Look through the entries below and report how many lines hold the string "arrows". Only the number is wanted.

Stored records
++++
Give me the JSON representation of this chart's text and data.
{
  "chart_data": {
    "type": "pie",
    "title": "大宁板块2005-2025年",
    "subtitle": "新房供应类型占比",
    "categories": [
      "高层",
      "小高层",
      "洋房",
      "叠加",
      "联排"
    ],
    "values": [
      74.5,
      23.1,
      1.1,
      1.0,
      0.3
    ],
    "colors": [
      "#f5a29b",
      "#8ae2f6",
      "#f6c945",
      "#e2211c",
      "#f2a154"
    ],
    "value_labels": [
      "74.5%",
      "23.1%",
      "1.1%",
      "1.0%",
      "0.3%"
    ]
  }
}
++++
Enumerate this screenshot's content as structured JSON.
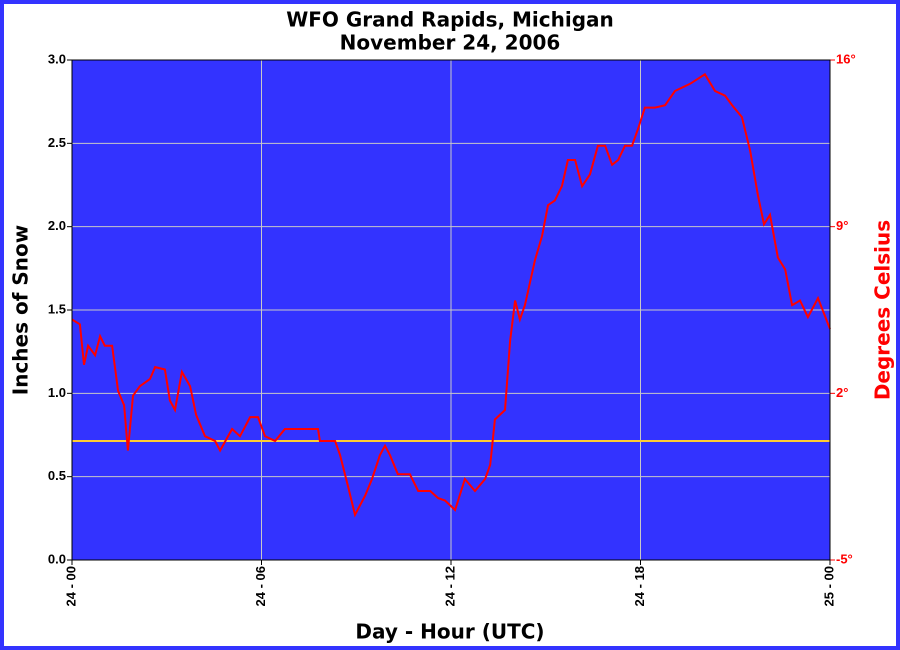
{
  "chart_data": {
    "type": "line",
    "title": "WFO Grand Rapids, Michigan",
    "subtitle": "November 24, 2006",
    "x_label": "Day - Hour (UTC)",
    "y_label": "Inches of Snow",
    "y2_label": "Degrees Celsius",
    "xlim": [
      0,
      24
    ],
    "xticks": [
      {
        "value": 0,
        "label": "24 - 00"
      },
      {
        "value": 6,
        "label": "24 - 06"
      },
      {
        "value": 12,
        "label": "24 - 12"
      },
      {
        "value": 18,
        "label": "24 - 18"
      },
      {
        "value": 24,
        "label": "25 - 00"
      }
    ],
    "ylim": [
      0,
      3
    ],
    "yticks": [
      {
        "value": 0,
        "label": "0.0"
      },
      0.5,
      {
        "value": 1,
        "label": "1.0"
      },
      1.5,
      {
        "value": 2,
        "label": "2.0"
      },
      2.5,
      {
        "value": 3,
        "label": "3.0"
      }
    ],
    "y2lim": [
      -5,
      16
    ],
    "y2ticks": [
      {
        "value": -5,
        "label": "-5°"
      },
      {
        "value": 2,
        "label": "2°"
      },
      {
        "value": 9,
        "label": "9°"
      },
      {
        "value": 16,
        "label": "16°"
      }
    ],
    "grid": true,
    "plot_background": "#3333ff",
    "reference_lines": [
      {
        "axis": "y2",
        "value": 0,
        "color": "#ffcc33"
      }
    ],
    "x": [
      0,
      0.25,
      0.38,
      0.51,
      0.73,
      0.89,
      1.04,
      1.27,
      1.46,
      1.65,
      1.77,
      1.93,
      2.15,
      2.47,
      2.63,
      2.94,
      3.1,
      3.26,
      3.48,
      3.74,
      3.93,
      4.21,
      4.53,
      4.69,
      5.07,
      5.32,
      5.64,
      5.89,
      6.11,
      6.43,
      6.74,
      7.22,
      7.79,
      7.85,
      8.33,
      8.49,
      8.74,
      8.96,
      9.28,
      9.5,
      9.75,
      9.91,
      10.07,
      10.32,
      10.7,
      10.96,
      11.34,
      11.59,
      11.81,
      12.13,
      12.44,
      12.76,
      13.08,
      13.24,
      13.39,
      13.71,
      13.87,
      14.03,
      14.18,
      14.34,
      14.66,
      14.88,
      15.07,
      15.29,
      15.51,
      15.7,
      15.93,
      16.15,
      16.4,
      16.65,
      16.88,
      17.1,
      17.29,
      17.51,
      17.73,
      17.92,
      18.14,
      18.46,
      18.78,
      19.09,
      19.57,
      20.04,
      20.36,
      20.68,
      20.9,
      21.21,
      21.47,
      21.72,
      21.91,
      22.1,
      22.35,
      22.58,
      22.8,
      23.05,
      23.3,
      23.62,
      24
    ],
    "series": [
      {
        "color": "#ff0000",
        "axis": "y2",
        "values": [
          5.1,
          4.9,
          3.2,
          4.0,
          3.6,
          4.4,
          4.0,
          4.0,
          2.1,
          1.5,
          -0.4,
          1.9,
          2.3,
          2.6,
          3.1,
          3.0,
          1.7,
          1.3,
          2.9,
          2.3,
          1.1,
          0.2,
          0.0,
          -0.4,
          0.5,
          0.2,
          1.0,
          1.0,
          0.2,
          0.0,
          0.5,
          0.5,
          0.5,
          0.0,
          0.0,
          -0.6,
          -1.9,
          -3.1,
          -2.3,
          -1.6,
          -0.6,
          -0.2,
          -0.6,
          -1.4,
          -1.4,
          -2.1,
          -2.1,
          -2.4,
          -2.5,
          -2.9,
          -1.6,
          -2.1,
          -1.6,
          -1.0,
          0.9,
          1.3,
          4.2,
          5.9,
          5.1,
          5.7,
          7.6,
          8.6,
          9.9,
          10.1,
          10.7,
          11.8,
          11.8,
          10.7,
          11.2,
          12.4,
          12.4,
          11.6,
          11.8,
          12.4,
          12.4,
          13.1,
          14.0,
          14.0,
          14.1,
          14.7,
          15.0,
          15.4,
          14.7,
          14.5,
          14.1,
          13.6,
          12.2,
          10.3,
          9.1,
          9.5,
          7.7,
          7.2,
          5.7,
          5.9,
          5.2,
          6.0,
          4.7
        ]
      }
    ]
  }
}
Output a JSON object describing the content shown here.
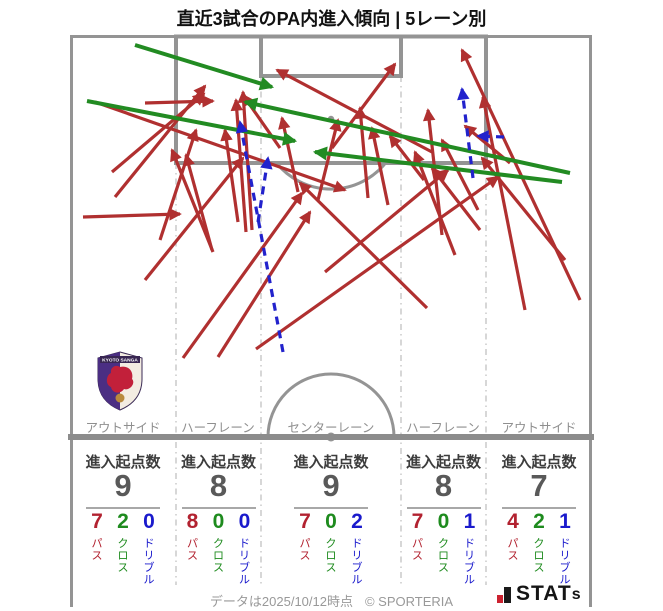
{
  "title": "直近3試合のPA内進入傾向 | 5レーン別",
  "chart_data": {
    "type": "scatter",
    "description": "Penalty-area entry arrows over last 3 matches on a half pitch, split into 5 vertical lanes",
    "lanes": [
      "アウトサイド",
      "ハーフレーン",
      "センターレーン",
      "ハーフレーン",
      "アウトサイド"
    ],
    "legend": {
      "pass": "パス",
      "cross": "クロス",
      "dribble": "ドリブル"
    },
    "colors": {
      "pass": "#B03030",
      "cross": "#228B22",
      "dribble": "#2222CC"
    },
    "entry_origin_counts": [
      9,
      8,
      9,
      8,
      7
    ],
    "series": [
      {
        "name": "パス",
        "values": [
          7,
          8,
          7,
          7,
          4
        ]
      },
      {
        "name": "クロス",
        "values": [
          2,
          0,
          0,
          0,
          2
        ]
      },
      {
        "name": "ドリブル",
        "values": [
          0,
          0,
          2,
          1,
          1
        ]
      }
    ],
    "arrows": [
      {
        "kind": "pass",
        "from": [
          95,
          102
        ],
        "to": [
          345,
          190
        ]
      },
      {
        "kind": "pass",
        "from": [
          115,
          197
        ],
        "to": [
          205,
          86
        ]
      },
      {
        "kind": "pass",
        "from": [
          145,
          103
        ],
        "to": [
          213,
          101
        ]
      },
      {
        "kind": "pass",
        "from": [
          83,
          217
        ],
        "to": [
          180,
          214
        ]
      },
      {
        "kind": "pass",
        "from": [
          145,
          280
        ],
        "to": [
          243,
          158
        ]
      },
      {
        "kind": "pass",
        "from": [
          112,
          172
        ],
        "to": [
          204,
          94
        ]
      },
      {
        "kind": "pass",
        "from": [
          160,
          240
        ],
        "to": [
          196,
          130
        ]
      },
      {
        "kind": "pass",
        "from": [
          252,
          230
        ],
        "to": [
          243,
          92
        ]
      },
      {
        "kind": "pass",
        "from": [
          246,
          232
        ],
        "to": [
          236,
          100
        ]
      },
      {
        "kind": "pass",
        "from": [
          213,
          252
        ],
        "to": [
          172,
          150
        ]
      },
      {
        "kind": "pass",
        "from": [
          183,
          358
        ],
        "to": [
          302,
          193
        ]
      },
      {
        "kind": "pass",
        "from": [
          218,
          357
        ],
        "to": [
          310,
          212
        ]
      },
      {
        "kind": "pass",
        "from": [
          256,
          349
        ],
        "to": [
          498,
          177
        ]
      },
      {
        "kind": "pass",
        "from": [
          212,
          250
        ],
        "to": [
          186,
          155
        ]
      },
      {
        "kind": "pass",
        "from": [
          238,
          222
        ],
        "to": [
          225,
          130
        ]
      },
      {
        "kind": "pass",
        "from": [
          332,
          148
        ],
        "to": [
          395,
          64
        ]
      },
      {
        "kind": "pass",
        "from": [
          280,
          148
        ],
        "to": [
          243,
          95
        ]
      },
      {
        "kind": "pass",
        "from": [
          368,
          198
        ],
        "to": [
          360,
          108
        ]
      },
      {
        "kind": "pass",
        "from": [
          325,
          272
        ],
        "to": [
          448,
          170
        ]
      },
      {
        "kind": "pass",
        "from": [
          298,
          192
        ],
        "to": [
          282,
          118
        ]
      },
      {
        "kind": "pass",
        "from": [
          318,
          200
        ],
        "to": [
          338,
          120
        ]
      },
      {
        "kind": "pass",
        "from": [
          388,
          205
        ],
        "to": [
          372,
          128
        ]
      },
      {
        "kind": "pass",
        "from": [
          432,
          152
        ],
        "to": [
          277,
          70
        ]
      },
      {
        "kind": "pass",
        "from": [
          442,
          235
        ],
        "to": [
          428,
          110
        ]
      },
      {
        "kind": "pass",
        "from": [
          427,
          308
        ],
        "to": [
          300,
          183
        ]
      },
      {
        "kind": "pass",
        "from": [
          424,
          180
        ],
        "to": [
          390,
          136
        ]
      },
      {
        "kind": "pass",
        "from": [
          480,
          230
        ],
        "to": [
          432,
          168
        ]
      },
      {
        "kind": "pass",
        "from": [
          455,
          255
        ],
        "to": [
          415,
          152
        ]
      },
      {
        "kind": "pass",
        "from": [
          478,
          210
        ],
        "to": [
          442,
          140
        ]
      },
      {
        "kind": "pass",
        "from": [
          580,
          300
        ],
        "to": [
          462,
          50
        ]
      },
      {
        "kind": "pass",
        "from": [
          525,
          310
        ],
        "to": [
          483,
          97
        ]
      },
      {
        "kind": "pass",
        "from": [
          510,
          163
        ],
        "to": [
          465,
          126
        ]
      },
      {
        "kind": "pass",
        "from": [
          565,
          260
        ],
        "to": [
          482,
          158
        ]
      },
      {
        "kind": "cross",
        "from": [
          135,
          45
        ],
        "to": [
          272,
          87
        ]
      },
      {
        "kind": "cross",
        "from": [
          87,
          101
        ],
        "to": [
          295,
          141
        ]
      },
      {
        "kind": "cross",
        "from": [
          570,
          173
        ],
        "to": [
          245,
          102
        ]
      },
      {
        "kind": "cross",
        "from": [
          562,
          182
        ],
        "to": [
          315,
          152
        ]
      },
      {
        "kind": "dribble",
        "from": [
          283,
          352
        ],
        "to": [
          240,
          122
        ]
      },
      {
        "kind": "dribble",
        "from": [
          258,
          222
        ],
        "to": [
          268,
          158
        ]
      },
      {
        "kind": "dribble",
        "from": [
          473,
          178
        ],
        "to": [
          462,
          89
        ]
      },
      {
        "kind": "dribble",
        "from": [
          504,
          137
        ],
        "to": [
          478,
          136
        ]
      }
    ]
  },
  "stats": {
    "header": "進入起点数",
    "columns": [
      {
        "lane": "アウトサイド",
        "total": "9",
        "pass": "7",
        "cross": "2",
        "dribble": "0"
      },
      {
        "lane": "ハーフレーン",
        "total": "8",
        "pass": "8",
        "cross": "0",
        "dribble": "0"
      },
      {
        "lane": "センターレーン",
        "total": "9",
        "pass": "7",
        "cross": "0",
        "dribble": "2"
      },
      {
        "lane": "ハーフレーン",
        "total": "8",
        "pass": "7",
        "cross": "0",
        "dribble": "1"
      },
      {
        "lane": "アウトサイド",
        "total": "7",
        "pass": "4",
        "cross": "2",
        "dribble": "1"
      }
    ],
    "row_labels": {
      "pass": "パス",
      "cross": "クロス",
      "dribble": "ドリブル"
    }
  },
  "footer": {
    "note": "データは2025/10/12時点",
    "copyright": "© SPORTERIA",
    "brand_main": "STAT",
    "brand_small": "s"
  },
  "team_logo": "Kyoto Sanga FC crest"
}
++++
COMPLETE OUTPUT: 2